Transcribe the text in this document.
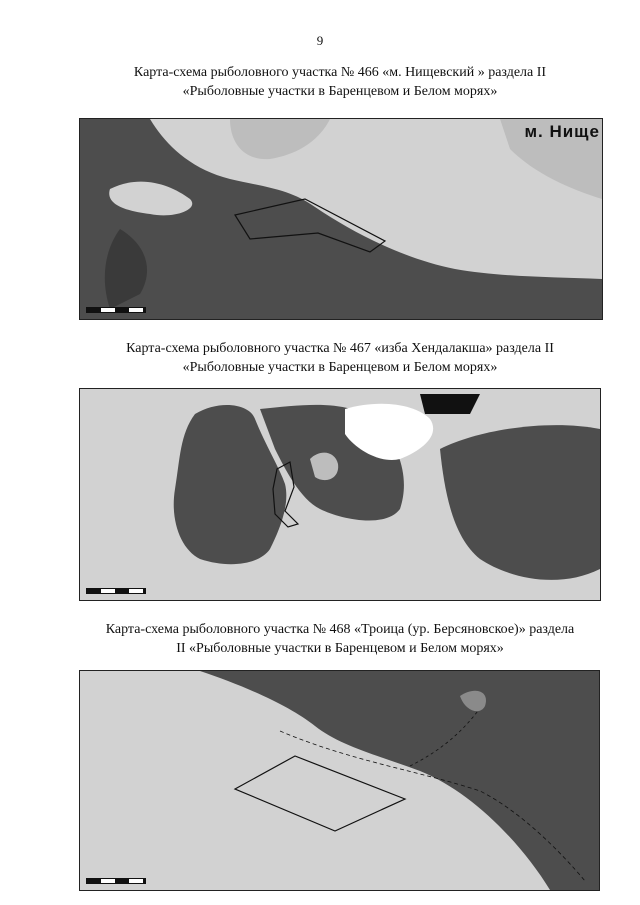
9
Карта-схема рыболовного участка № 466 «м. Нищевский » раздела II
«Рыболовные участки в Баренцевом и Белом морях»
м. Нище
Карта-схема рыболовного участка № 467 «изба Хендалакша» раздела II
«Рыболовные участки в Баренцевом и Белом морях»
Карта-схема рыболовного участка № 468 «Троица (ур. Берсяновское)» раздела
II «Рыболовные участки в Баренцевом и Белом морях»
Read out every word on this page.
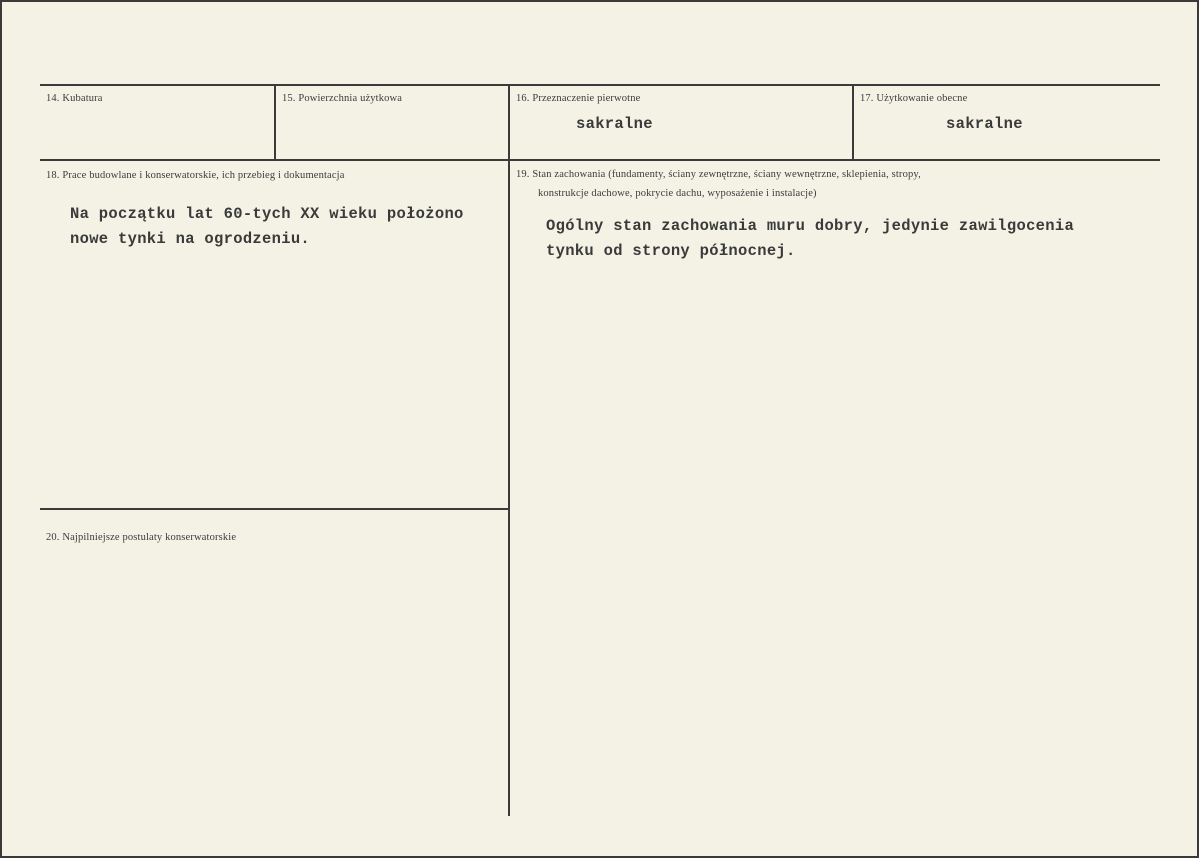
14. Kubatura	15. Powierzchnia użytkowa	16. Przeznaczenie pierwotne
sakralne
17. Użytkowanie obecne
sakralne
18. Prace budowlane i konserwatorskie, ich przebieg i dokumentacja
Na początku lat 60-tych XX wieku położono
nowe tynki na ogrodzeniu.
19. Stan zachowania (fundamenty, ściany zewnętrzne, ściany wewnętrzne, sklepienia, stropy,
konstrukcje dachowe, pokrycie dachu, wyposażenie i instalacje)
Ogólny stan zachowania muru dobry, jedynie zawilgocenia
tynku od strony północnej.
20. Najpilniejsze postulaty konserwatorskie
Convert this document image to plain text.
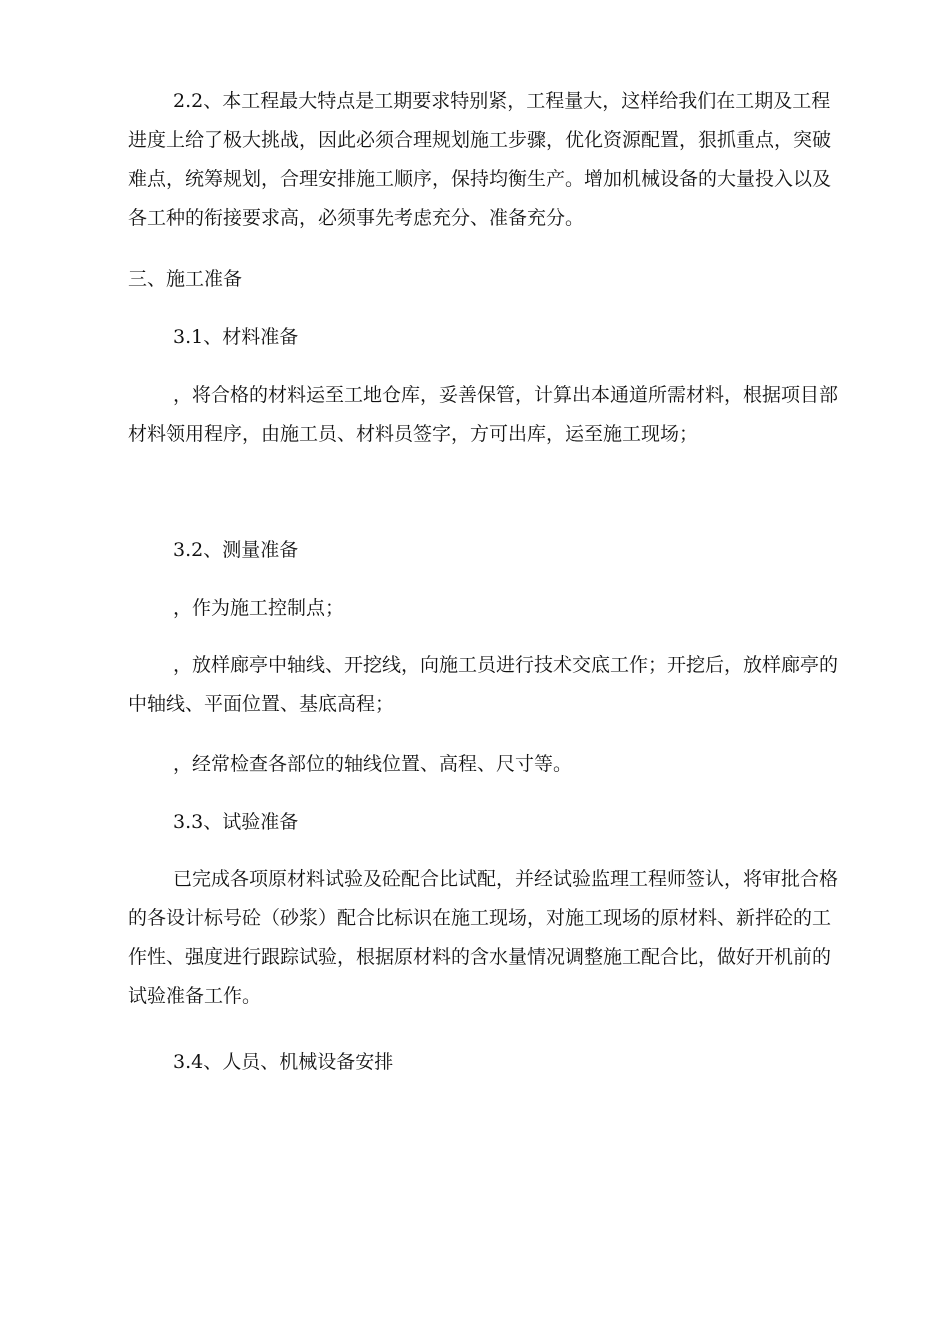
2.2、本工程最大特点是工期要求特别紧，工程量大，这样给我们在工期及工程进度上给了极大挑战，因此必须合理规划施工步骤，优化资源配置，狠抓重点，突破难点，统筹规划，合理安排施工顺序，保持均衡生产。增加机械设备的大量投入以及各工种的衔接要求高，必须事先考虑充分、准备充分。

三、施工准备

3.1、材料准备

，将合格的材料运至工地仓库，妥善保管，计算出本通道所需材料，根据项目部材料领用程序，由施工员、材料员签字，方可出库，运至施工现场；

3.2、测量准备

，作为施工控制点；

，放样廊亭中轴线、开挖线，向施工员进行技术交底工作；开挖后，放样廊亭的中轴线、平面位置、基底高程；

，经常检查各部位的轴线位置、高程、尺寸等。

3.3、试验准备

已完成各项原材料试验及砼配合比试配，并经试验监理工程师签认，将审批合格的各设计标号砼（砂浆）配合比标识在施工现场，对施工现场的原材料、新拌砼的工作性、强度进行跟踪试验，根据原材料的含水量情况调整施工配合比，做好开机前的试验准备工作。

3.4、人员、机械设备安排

* * * * * * * * *

• Written instruction: Copy each line exactly, and leave the pictures out of your copy.

• Answer to the task:
Transcribe the text in this document.
9
Карта-схема рыболовного участка № 466 «м. Нищевский » раздела II
«Рыболовные участки в Баренцевом и Белом морях»
м. Нище
Карта-схема рыболовного участка № 467 «изба Хендалакша» раздела II
«Рыболовные участки в Баренцевом и Белом морях»
Карта-схема рыболовного участка № 468 «Троица (ур. Берсяновское)» раздела
II «Рыболовные участки в Баренцевом и Белом морях»
Read out every word on this page.
14. Kubatura	15. Powierzchnia użytkowa	16. Przeznaczenie pierwotne
sakralne
17. Użytkowanie obecne
sakralne
18. Prace budowlane i konserwatorskie, ich przebieg i dokumentacja
Na początku lat 60-tych XX wieku położono
nowe tynki na ogrodzeniu.
19. Stan zachowania (fundamenty, ściany zewnętrzne, ściany wewnętrzne, sklepienia, stropy,
konstrukcje dachowe, pokrycie dachu, wyposażenie i instalacje)
Ogólny stan zachowania muru dobry, jedynie zawilgocenia
tynku od strony północnej.
20. Najpilniejsze postulaty konserwatorskie
Convert this document image to plain text.
2.2、本工程最大特点是工期要求特别紧，工程量大，这样给我们在工期及工程进度上给了极大挑战，因此必须合理规划施工步骤，优化资源配置，狠抓重点，突破难点，统筹规划，合理安排施工顺序，保持均衡生产。增加机械设备的大量投入以及各工种的衔接要求高，必须事先考虑充分、准备充分。

三、施工准备

3.1、材料准备

，将合格的材料运至工地仓库，妥善保管，计算出本通道所需材料，根据项目部材料领用程序，由施工员、材料员签字，方可出库，运至施工现场；

3.2、测量准备

，作为施工控制点；

，放样廊亭中轴线、开挖线，向施工员进行技术交底工作；开挖后，放样廊亭的中轴线、平面位置、基底高程；

，经常检查各部位的轴线位置、高程、尺寸等。

3.3、试验准备

已完成各项原材料试验及砼配合比试配，并经试验监理工程师签认，将审批合格的各设计标号砼（砂浆）配合比标识在施工现场，对施工现场的原材料、新拌砼的工作性、强度进行跟踪试验，根据原材料的含水量情况调整施工配合比，做好开机前的试验准备工作。

3.4、人员、机械设备安排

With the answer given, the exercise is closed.